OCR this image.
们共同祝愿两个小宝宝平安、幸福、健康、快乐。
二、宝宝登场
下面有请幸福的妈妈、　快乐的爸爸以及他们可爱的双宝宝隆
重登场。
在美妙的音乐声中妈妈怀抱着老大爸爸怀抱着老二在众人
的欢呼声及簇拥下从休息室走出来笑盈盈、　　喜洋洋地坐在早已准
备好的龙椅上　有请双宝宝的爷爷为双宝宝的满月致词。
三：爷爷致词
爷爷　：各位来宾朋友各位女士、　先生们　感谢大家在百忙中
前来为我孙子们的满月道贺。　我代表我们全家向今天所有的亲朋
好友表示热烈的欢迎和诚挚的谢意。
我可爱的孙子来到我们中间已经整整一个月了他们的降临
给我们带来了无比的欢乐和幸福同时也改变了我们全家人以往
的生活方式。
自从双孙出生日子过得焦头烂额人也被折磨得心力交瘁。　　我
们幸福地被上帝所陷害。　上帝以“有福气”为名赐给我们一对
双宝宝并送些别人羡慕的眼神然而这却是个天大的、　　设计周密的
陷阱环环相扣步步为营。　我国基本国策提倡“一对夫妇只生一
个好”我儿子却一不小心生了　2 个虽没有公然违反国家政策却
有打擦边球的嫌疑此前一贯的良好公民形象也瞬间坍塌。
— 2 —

· · · ·

## Instructions to follow:
Return the material exactly as it stands.

## Solution to the exercise:
OCR this image.
们共同祝愿两个小宝宝平安、幸福、健康、快乐。
二、宝宝登场
下面有请幸福的妈妈、　快乐的爸爸以及他们可爱的双宝宝隆
重登场。
在美妙的音乐声中妈妈怀抱着老大爸爸怀抱着老二在众人
的欢呼声及簇拥下从休息室走出来笑盈盈、　　喜洋洋地坐在早已准
备好的龙椅上　有请双宝宝的爷爷为双宝宝的满月致词。
三：爷爷致词
爷爷　：各位来宾朋友各位女士、　先生们　感谢大家在百忙中
前来为我孙子们的满月道贺。　我代表我们全家向今天所有的亲朋
好友表示热烈的欢迎和诚挚的谢意。
我可爱的孙子来到我们中间已经整整一个月了他们的降临
给我们带来了无比的欢乐和幸福同时也改变了我们全家人以往
的生活方式。
自从双孙出生日子过得焦头烂额人也被折磨得心力交瘁。　　我
们幸福地被上帝所陷害。　上帝以“有福气”为名赐给我们一对
双宝宝并送些别人羡慕的眼神然而这却是个天大的、　　设计周密的
陷阱环环相扣步步为营。　我国基本国策提倡“一对夫妇只生一
个好”我儿子却一不小心生了　2 个虽没有公然违反国家政策却
有打擦边球的嫌疑此前一贯的良好公民形象也瞬间坍塌。
— 2 —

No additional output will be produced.